[Begin TASK DATA]

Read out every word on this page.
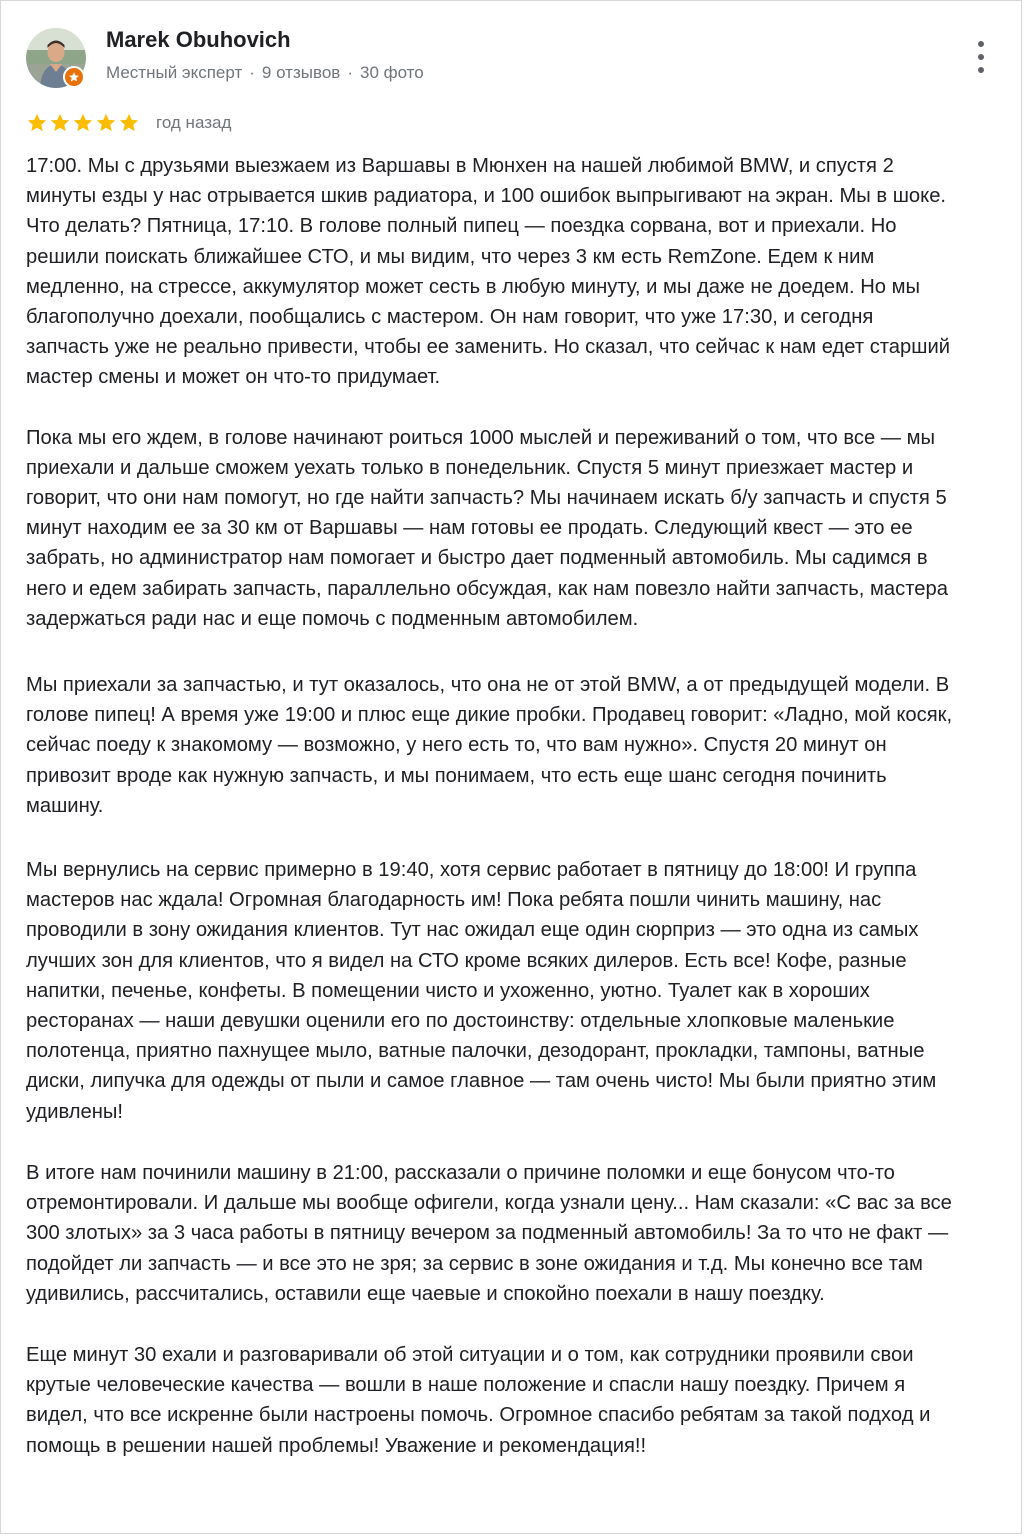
Marek Obuhovich
Местный эксперт · 9 отзывов · 30 фото
год назад

17:00. Мы с друзьями выезжаем из Варшавы в Мюнхен на нашей любимой BMW, и спустя 2 минуты езды у нас отрывается шкив радиатора, и 100 ошибок выпрыгивают на экран. Мы в шоке. Что делать? Пятница, 17:10. В голове полный пипец — поездка сорвана, вот и приехали. Но решили поискать ближайшее СТО, и мы видим, что через 3 км есть RemZone. Едем к ним медленно, на стрессе, аккумулятор может сесть в любую минуту, и мы даже не доедем. Но мы благополучно доехали, пообщались с мастером. Он нам говорит, что уже 17:30, и сегодня запчасть уже не реально привести, чтобы ее заменить. Но сказал, что сейчас к нам едет старший мастер смены и может он что-то придумает.

Пока мы его ждем, в голове начинают роиться 1000 мыслей и переживаний о том, что все — мы приехали и дальше сможем уехать только в понедельник. Спустя 5 минут приезжает мастер и говорит, что они нам помогут, но где найти запчасть? Мы начинаем искать б/у запчасть и спустя 5 минут находим ее за 30 км от Варшавы — нам готовы ее продать. Следующий квест — это ее забрать, но администратор нам помогает и быстро дает подменный автомобиль. Мы садимся в него и едем забирать запчасть, параллельно обсуждая, как нам повезло найти запчасть, мастера задержаться ради нас и еще помочь с подменным автомобилем.

Мы приехали за запчастью, и тут оказалось, что она не от этой BMW, а от предыдущей модели. В голове пипец! А время уже 19:00 и плюс еще дикие пробки. Продавец говорит: «Ладно, мой косяк, сейчас поеду к знакомому — возможно, у него есть то, что вам нужно». Спустя 20 минут он привозит вроде как нужную запчасть, и мы понимаем, что есть еще шанс сегодня починить машину.

Мы вернулись на сервис примерно в 19:40, хотя сервис работает в пятницу до 18:00! И группа мастеров нас ждала! Огромная благодарность им! Пока ребята пошли чинить машину, нас проводили в зону ожидания клиентов. Тут нас ожидал еще один сюрприз — это одна из самых лучших зон для клиентов, что я видел на СТО кроме всяких дилеров. Есть все! Кофе, разные напитки, печенье, конфеты. В помещении чисто и ухоженно, уютно. Туалет как в хороших ресторанах — наши девушки оценили его по достоинству: отдельные хлопковые маленькие полотенца, приятно пахнущее мыло, ватные палочки, дезодорант, прокладки, тампоны, ватные диски, липучка для одежды от пыли и самое главное — там очень чисто! Мы были приятно этим удивлены!

В итоге нам починили машину в 21:00, рассказали о причине поломки и еще бонусом что-то отремонтировали. И дальше мы вообще офигели, когда узнали цену... Нам сказали: «С вас за все 300 злотых» за 3 часа работы в пятницу вечером за подменный автомобиль! За то что не факт — подойдет ли запчасть — и все это не зря; за сервис в зоне ожидания и т.д. Мы конечно все там удивились, рассчитались, оставили еще чаевые и спокойно поехали в нашу поездку.

Еще минут 30 ехали и разговаривали об этой ситуации и о том, как сотрудники проявили свои крутые человеческие качества — вошли в наше положение и спасли нашу поездку. Причем я видел, что все искренне были настроены помочь. Огромное спасибо ребятам за такой подход и помощь в решении нашей проблемы! Уважение и рекомендация!!
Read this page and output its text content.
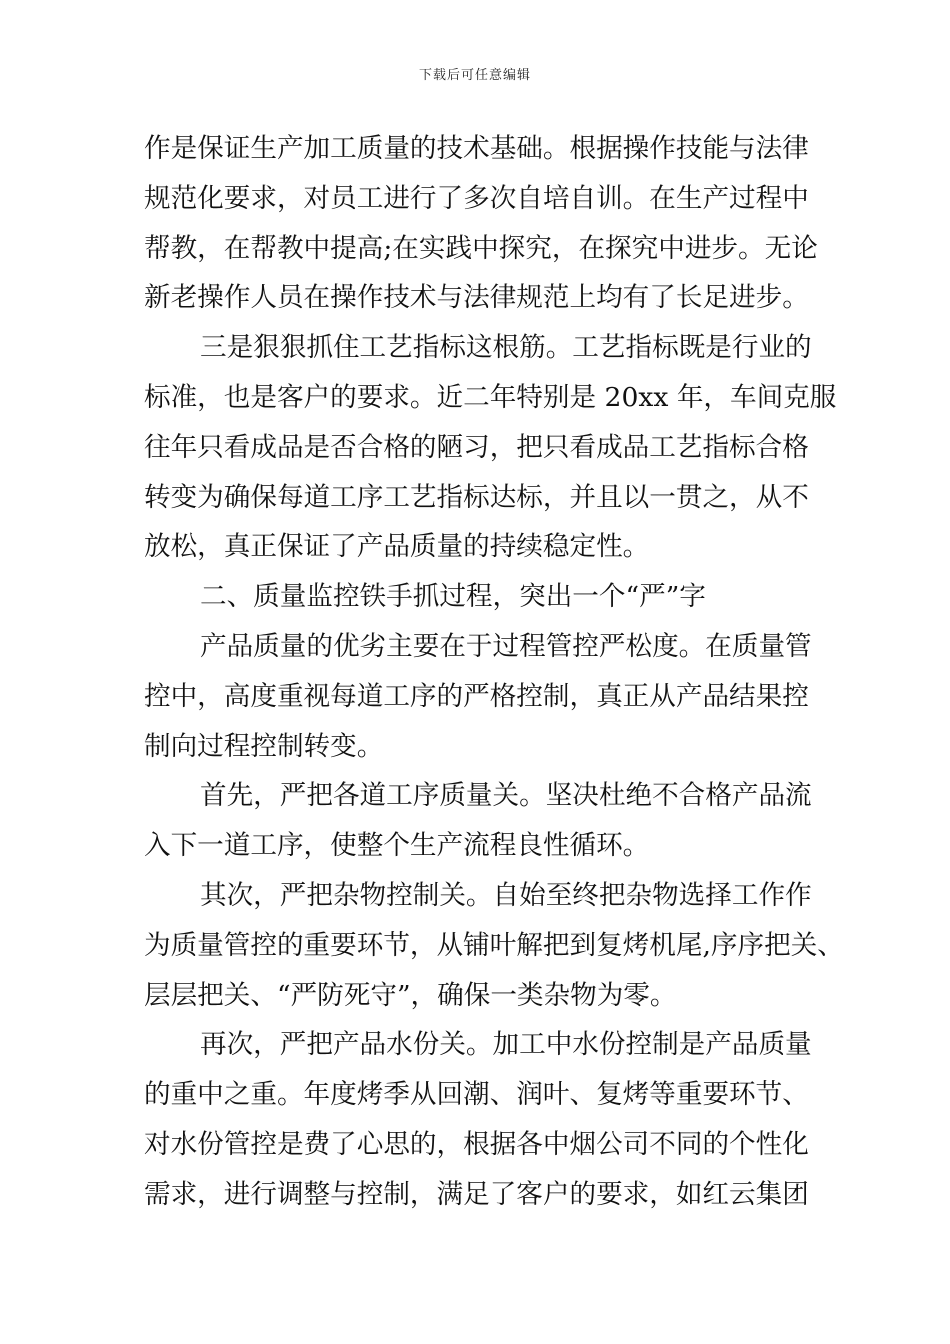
下载后可任意编辑
作是保证生产加工质量的技术基础。根据操作技能与法律
规范化要求，对员工进行了多次自培自训。在生产过程中
帮教，在帮教中提高;在实践中探究，在探究中进步。无论
新老操作人员在操作技术与法律规范上均有了长足进步。
三是狠狠抓住工艺指标这根筋。工艺指标既是行业的
标准，也是客户的要求。近二年特别是 20xx 年，车间克服
往年只看成品是否合格的陋习，把只看成品工艺指标合格
转变为确保每道工序工艺指标达标，并且以一贯之，从不
放松，真正保证了产品质量的持续稳定性。
二、质量监控铁手抓过程，突出一个“严”字
产品质量的优劣主要在于过程管控严松度。在质量管
控中，高度重视每道工序的严格控制，真正从产品结果控
制向过程控制转变。
首先，严把各道工序质量关。坚决杜绝不合格产品流
入下一道工序，使整个生产流程良性循环。
其次，严把杂物控制关。自始至终把杂物选择工作作
为质量管控的重要环节，从铺叶解把到复烤机尾,序序把关、
层层把关、“严防死守”，确保一类杂物为零。
再次，严把产品水份关。加工中水份控制是产品质量
的重中之重。年度烤季从回潮、润叶、复烤等重要环节、
对水份管控是费了心思的，根据各中烟公司不同的个性化
需求，进行调整与控制，满足了客户的要求，如红云集团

[End TASK DATA]

(DIRECTIONS FOR THIS TASK) Set down the material above as is, without any pictures.

(THE REPLY)
Read out every word on this page.
Marek Obuhovich
Местный эксперт · 9 отзывов · 30 фото
год назад

17:00. Мы с друзьями выезжаем из Варшавы в Мюнхен на нашей любимой BMW, и спустя 2 минуты езды у нас отрывается шкив радиатора, и 100 ошибок выпрыгивают на экран. Мы в шоке. Что делать? Пятница, 17:10. В голове полный пипец — поездка сорвана, вот и приехали. Но решили поискать ближайшее СТО, и мы видим, что через 3 км есть RemZone. Едем к ним медленно, на стрессе, аккумулятор может сесть в любую минуту, и мы даже не доедем. Но мы благополучно доехали, пообщались с мастером. Он нам говорит, что уже 17:30, и сегодня запчасть уже не реально привести, чтобы ее заменить. Но сказал, что сейчас к нам едет старший мастер смены и может он что-то придумает.

Пока мы его ждем, в голове начинают роиться 1000 мыслей и переживаний о том, что все — мы приехали и дальше сможем уехать только в понедельник. Спустя 5 минут приезжает мастер и говорит, что они нам помогут, но где найти запчасть? Мы начинаем искать б/у запчасть и спустя 5 минут находим ее за 30 км от Варшавы — нам готовы ее продать. Следующий квест — это ее забрать, но администратор нам помогает и быстро дает подменный автомобиль. Мы садимся в него и едем забирать запчасть, параллельно обсуждая, как нам повезло найти запчасть, мастера задержаться ради нас и еще помочь с подменным автомобилем.

Мы приехали за запчастью, и тут оказалось, что она не от этой BMW, а от предыдущей модели. В голове пипец! А время уже 19:00 и плюс еще дикие пробки. Продавец говорит: «Ладно, мой косяк, сейчас поеду к знакомому — возможно, у него есть то, что вам нужно». Спустя 20 минут он привозит вроде как нужную запчасть, и мы понимаем, что есть еще шанс сегодня починить машину.

Мы вернулись на сервис примерно в 19:40, хотя сервис работает в пятницу до 18:00! И группа мастеров нас ждала! Огромная благодарность им! Пока ребята пошли чинить машину, нас проводили в зону ожидания клиентов. Тут нас ожидал еще один сюрприз — это одна из самых лучших зон для клиентов, что я видел на СТО кроме всяких дилеров. Есть все! Кофе, разные напитки, печенье, конфеты. В помещении чисто и ухоженно, уютно. Туалет как в хороших ресторанах — наши девушки оценили его по достоинству: отдельные хлопковые маленькие полотенца, приятно пахнущее мыло, ватные палочки, дезодорант, прокладки, тампоны, ватные диски, липучка для одежды от пыли и самое главное — там очень чисто! Мы были приятно этим удивлены!

В итоге нам починили машину в 21:00, рассказали о причине поломки и еще бонусом что-то отремонтировали. И дальше мы вообще офигели, когда узнали цену... Нам сказали: «С вас за все 300 злотых» за 3 часа работы в пятницу вечером за подменный автомобиль! За то что не факт — подойдет ли запчасть — и все это не зря; за сервис в зоне ожидания и т.д. Мы конечно все там удивились, рассчитались, оставили еще чаевые и спокойно поехали в нашу поездку.

Еще минут 30 ехали и разговаривали об этой ситуации и о том, как сотрудники проявили свои крутые человеческие качества — вошли в наше положение и спасли нашу поездку. Причем я видел, что все искренне были настроены помочь. Огромное спасибо ребятам за такой подход и помощь в решении нашей проблемы! Уважение и рекомендация!!
Read this page and output its text content.
下载后可任意编辑
作是保证生产加工质量的技术基础。根据操作技能与法律
规范化要求，对员工进行了多次自培自训。在生产过程中
帮教，在帮教中提高;在实践中探究，在探究中进步。无论
新老操作人员在操作技术与法律规范上均有了长足进步。
三是狠狠抓住工艺指标这根筋。工艺指标既是行业的
标准，也是客户的要求。近二年特别是 20xx 年，车间克服
往年只看成品是否合格的陋习，把只看成品工艺指标合格
转变为确保每道工序工艺指标达标，并且以一贯之，从不
放松，真正保证了产品质量的持续稳定性。
二、质量监控铁手抓过程，突出一个“严”字
产品质量的优劣主要在于过程管控严松度。在质量管
控中，高度重视每道工序的严格控制，真正从产品结果控
制向过程控制转变。
首先，严把各道工序质量关。坚决杜绝不合格产品流
入下一道工序，使整个生产流程良性循环。
其次，严把杂物控制关。自始至终把杂物选择工作作
为质量管控的重要环节，从铺叶解把到复烤机尾,序序把关、
层层把关、“严防死守”，确保一类杂物为零。
再次，严把产品水份关。加工中水份控制是产品质量
的重中之重。年度烤季从回潮、润叶、复烤等重要环节、
对水份管控是费了心思的，根据各中烟公司不同的个性化
需求，进行调整与控制，满足了客户的要求，如红云集团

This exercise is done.